> **INPUT**
— BEGIN —
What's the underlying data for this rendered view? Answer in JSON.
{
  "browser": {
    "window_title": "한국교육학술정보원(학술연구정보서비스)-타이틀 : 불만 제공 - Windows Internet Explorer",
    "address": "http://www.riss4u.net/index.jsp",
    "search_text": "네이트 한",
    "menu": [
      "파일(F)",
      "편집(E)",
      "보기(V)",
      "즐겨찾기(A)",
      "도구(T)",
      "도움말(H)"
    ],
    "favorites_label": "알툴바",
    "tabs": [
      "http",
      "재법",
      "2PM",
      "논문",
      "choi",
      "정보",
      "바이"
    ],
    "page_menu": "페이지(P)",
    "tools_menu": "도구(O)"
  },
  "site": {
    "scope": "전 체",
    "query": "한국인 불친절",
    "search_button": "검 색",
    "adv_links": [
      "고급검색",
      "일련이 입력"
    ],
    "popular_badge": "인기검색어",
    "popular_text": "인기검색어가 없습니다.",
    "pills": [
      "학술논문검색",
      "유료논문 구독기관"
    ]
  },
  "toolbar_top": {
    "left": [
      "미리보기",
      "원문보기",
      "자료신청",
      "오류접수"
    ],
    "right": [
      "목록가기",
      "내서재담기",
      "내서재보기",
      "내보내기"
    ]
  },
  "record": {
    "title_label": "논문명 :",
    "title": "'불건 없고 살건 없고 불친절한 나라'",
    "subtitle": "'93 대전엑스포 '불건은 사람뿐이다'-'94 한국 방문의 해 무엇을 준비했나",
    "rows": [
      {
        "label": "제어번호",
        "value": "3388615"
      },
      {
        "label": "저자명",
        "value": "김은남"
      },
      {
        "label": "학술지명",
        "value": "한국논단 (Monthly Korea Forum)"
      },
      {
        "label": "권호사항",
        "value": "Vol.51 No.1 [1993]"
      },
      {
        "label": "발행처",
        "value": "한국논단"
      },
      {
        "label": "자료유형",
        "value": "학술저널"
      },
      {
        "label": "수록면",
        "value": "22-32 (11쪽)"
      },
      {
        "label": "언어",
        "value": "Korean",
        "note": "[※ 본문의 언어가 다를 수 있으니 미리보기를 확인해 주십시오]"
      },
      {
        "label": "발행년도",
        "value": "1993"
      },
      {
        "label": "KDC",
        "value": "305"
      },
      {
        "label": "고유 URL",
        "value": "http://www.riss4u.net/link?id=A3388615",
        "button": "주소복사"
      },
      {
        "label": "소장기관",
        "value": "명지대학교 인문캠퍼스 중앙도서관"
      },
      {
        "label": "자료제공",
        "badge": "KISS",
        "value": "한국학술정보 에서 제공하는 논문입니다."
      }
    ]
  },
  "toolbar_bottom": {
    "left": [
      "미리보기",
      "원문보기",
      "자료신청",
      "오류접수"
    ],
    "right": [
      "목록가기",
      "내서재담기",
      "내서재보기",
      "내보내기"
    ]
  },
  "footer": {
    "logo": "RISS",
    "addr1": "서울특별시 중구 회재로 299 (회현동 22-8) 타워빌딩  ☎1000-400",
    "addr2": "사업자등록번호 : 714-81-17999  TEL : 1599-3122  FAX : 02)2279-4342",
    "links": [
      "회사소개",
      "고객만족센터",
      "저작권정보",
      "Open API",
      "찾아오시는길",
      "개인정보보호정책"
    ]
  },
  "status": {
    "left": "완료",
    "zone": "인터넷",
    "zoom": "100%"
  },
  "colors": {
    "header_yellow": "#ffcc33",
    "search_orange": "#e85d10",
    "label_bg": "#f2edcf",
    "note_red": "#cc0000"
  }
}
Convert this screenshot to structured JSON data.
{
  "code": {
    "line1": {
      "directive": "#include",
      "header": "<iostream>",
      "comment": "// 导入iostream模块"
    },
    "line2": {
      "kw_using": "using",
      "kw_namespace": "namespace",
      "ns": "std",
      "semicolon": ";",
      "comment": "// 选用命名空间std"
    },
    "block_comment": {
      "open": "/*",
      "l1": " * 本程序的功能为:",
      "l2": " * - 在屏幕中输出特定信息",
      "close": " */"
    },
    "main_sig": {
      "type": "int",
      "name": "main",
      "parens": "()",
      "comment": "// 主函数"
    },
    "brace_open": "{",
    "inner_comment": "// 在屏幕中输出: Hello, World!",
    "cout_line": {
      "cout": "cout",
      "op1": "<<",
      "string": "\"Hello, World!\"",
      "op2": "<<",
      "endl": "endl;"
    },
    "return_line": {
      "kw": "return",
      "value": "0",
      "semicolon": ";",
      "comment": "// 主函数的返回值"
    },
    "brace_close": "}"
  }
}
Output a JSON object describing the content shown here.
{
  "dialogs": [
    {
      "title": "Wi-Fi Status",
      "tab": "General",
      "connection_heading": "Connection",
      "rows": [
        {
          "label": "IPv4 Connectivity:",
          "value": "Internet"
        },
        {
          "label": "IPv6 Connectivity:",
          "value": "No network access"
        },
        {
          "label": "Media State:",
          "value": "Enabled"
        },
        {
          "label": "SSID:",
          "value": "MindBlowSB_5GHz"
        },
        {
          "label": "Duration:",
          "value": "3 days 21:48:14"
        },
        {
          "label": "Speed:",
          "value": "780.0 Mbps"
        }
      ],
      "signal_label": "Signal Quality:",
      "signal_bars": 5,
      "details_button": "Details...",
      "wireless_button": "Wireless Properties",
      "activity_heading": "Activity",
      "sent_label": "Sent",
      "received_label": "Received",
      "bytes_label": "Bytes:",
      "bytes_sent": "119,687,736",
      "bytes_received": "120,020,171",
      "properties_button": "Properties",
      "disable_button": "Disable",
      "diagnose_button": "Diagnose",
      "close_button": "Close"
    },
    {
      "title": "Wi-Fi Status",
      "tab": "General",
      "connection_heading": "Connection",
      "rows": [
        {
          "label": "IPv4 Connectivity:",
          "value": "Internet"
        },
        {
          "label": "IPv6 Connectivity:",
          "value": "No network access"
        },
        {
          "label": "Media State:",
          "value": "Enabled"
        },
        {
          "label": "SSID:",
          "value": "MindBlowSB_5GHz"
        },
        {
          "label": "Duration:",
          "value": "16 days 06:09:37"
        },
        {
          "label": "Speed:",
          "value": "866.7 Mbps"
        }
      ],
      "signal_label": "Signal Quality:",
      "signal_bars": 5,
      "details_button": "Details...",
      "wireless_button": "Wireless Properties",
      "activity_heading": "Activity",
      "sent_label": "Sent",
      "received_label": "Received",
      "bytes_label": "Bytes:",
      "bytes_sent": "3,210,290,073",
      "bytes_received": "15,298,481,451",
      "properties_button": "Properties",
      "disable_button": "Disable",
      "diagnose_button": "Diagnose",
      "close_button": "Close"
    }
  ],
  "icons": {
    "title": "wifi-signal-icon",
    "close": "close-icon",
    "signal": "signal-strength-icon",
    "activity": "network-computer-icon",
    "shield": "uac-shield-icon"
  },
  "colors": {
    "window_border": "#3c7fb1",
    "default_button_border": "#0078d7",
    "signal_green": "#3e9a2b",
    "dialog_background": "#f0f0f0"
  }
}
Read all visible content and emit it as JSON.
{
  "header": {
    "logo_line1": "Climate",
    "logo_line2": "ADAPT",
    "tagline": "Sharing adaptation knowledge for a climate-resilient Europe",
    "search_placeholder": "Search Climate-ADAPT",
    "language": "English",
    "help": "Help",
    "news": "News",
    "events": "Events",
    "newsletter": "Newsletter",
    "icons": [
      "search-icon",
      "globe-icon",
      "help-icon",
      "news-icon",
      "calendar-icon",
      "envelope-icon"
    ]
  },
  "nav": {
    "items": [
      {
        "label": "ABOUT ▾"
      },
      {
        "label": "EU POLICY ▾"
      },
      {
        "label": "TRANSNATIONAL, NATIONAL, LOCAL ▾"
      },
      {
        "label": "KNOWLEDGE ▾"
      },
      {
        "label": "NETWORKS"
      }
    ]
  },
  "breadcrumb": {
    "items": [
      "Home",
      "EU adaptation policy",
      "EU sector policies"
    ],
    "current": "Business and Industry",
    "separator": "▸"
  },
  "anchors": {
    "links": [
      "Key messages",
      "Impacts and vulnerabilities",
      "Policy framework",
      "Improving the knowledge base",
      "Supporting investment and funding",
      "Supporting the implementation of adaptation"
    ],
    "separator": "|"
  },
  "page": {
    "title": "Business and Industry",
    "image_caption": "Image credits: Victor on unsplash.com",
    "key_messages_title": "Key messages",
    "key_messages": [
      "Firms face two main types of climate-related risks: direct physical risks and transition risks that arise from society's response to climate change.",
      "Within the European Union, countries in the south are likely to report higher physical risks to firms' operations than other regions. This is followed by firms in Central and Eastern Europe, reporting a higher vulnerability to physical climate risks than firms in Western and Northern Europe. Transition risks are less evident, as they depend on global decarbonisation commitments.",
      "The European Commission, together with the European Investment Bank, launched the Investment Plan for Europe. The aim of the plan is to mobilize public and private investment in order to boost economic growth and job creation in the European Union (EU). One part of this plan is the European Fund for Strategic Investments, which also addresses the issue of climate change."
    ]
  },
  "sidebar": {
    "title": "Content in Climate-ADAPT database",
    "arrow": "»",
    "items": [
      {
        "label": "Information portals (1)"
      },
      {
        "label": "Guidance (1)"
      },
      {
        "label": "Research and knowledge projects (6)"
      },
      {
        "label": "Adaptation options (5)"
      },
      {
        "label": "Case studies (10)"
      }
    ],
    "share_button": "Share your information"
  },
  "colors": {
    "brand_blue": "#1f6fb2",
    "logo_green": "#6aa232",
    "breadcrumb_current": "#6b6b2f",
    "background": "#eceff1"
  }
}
— END —
> **TASK PROMPT**
Looking at the material above, count the lines that hold "Union" and give the total alone.

> **PROBLEM SOLUTION**
2